▶ **SET EXERCISE**
All of the data that follows should be retyped exactly, please, except the pictures.

▶ **ENTRIES PROVIDED**
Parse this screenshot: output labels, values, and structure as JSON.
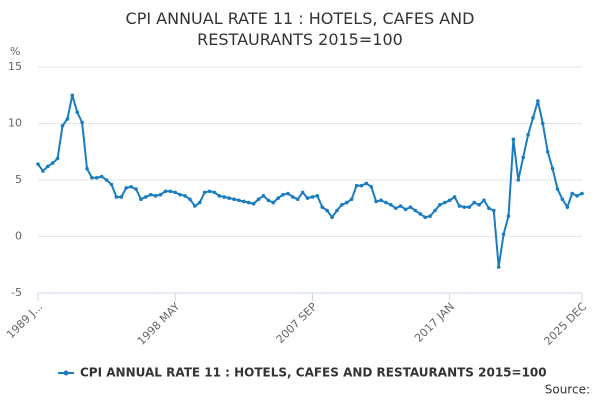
{
  "chart_data": {
    "type": "line",
    "title": "CPI ANNUAL RATE 11 : HOTELS, CAFES AND RESTAURANTS 2015=100",
    "y_unit": "%",
    "source": "Source:",
    "categories": [
      "1989 J...",
      null,
      null,
      null,
      null,
      null,
      null,
      null,
      null,
      null,
      null,
      null,
      null,
      null,
      null,
      null,
      null,
      null,
      null,
      null,
      null,
      null,
      null,
      null,
      null,
      null,
      null,
      null,
      "1998 MAY",
      null,
      null,
      null,
      null,
      null,
      null,
      null,
      null,
      null,
      null,
      null,
      null,
      null,
      null,
      null,
      null,
      null,
      null,
      null,
      null,
      null,
      null,
      null,
      null,
      null,
      null,
      null,
      "2007 SEP",
      null,
      null,
      null,
      null,
      null,
      null,
      null,
      null,
      null,
      null,
      null,
      null,
      null,
      null,
      null,
      null,
      null,
      null,
      null,
      null,
      null,
      null,
      null,
      null,
      null,
      null,
      null,
      "2017 JAN",
      null,
      null,
      null,
      null,
      null,
      null,
      null,
      null,
      null,
      null,
      null,
      null,
      null,
      null,
      null,
      null,
      null,
      null,
      null,
      null,
      null,
      null,
      null,
      null,
      null,
      null,
      "2025 DEC"
    ],
    "series": [
      {
        "name": "CPI ANNUAL RATE 11 : HOTELS, CAFES AND RESTAURANTS 2015=100",
        "color": "#1a7dc0",
        "values": [
          6.4,
          5.8,
          6.2,
          6.5,
          6.9,
          9.8,
          10.4,
          12.5,
          11.0,
          10.1,
          6.0,
          5.2,
          5.2,
          5.3,
          5.0,
          4.6,
          3.5,
          3.5,
          4.3,
          4.4,
          4.2,
          3.3,
          3.5,
          3.7,
          3.6,
          3.7,
          4.0,
          4.0,
          3.9,
          3.7,
          3.6,
          3.3,
          2.7,
          3.0,
          3.9,
          4.0,
          3.9,
          3.6,
          3.5,
          3.4,
          3.3,
          3.2,
          3.1,
          3.0,
          2.9,
          3.3,
          3.6,
          3.2,
          3.0,
          3.4,
          3.7,
          3.8,
          3.5,
          3.3,
          3.9,
          3.4,
          3.5,
          3.6,
          2.6,
          2.3,
          1.7,
          2.3,
          2.8,
          3.0,
          3.3,
          4.5,
          4.5,
          4.7,
          4.4,
          3.1,
          3.2,
          3.0,
          2.8,
          2.5,
          2.7,
          2.4,
          2.6,
          2.3,
          2.0,
          1.7,
          1.8,
          2.3,
          2.8,
          3.0,
          3.2,
          3.5,
          2.7,
          2.6,
          2.6,
          3.0,
          2.8,
          3.2,
          2.5,
          2.3,
          -2.7,
          0.2,
          1.8,
          8.6,
          5.0,
          7.0,
          9.0,
          10.5,
          12.0,
          10.0,
          7.5,
          6.0,
          4.2,
          3.3,
          2.6,
          3.8,
          3.6,
          3.8
        ]
      }
    ],
    "ylim": [
      -5,
      15
    ],
    "yticks": [
      -5,
      0,
      5,
      10,
      15
    ],
    "grid": true
  }
}
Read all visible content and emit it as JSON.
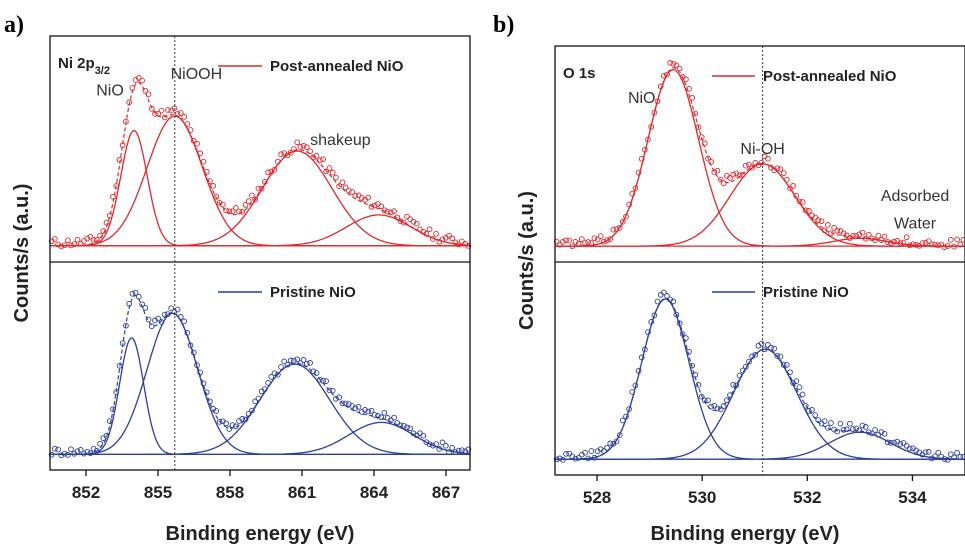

▶ **FINAL ANSWER**
Parse this screenshot: output labels, values, and structure as JSON.
{
  "chart_data": {
    "type": "line",
    "title": "CPI ANNUAL RATE 11 : HOTELS, CAFES AND RESTAURANTS 2015=100",
    "y_unit": "%",
    "source": "Source:",
    "categories": [
      "1989 J...",
      null,
      null,
      null,
      null,
      null,
      null,
      null,
      null,
      null,
      null,
      null,
      null,
      null,
      null,
      null,
      null,
      null,
      null,
      null,
      null,
      null,
      null,
      null,
      null,
      null,
      null,
      null,
      "1998 MAY",
      null,
      null,
      null,
      null,
      null,
      null,
      null,
      null,
      null,
      null,
      null,
      null,
      null,
      null,
      null,
      null,
      null,
      null,
      null,
      null,
      null,
      null,
      null,
      null,
      null,
      null,
      null,
      "2007 SEP",
      null,
      null,
      null,
      null,
      null,
      null,
      null,
      null,
      null,
      null,
      null,
      null,
      null,
      null,
      null,
      null,
      null,
      null,
      null,
      null,
      null,
      null,
      null,
      null,
      null,
      null,
      null,
      "2017 JAN",
      null,
      null,
      null,
      null,
      null,
      null,
      null,
      null,
      null,
      null,
      null,
      null,
      null,
      null,
      null,
      null,
      null,
      null,
      null,
      null,
      null,
      null,
      null,
      null,
      null,
      null,
      "2025 DEC"
    ],
    "series": [
      {
        "name": "CPI ANNUAL RATE 11 : HOTELS, CAFES AND RESTAURANTS 2015=100",
        "color": "#1a7dc0",
        "values": [
          6.4,
          5.8,
          6.2,
          6.5,
          6.9,
          9.8,
          10.4,
          12.5,
          11.0,
          10.1,
          6.0,
          5.2,
          5.2,
          5.3,
          5.0,
          4.6,
          3.5,
          3.5,
          4.3,
          4.4,
          4.2,
          3.3,
          3.5,
          3.7,
          3.6,
          3.7,
          4.0,
          4.0,
          3.9,
          3.7,
          3.6,
          3.3,
          2.7,
          3.0,
          3.9,
          4.0,
          3.9,
          3.6,
          3.5,
          3.4,
          3.3,
          3.2,
          3.1,
          3.0,
          2.9,
          3.3,
          3.6,
          3.2,
          3.0,
          3.4,
          3.7,
          3.8,
          3.5,
          3.3,
          3.9,
          3.4,
          3.5,
          3.6,
          2.6,
          2.3,
          1.7,
          2.3,
          2.8,
          3.0,
          3.3,
          4.5,
          4.5,
          4.7,
          4.4,
          3.1,
          3.2,
          3.0,
          2.8,
          2.5,
          2.7,
          2.4,
          2.6,
          2.3,
          2.0,
          1.7,
          1.8,
          2.3,
          2.8,
          3.0,
          3.2,
          3.5,
          2.7,
          2.6,
          2.6,
          3.0,
          2.8,
          3.2,
          2.5,
          2.3,
          -2.7,
          0.2,
          1.8,
          8.6,
          5.0,
          7.0,
          9.0,
          10.5,
          12.0,
          10.0,
          7.5,
          6.0,
          4.2,
          3.3,
          2.6,
          3.8,
          3.6,
          3.8
        ]
      }
    ],
    "ylim": [
      -5,
      15
    ],
    "yticks": [
      -5,
      0,
      5,
      10,
      15
    ],
    "grid": true
  }
}
Read all visible content and emit it as JSON.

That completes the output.